### MATERIAL FOR THE TASK
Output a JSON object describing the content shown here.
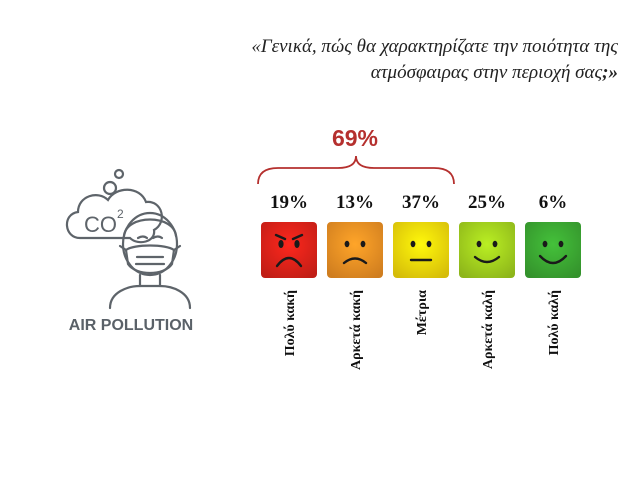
{
  "question": {
    "line1": "«Γενικά, πώς θα χαρακτηρίζατε την ποιότητα της",
    "line2": "ατμόσφαιρας στην περιοχή σας",
    "line2_punct": ";»"
  },
  "illustration": {
    "label": "AIR POLLUTION",
    "bubble_text": "CO",
    "bubble_sup": "2"
  },
  "chart_data": {
    "type": "bar",
    "title": "«Γενικά, πώς θα χαρακτηρίζατε την ποιότητα της ατμόσφαιρας στην περιοχή σας;»",
    "categories": [
      "Πολύ κακή",
      "Αρκετά κακή",
      "Μέτρια",
      "Αρκετά καλή",
      "Πολύ καλή"
    ],
    "values": [
      19,
      13,
      37,
      25,
      6
    ],
    "value_labels": [
      "19%",
      "13%",
      "37%",
      "25%",
      "6%"
    ],
    "unit": "%",
    "faces": [
      "very-sad",
      "sad",
      "neutral",
      "happy",
      "very-happy"
    ],
    "colors": [
      "#e2231a",
      "#f39325",
      "#fbdd0a",
      "#a6d51f",
      "#3dac34"
    ],
    "aggregate": {
      "label": "69%",
      "value": 69,
      "covers": [
        "Πολύ κακή",
        "Αρκετά κακή",
        "Μέτρια"
      ]
    }
  }
}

### TASK TO COMPLETE
Find each line that has the word "ατμόσφαιρας", then copy it out.

### TASK OUTPUT
    "line2": "ατμόσφαιρας στην περιοχή σας",
    "title": "«Γενικά, πώς θα χαρακτηρίζατε την ποιότητα της ατμόσφαιρας στην περιοχή σας;»",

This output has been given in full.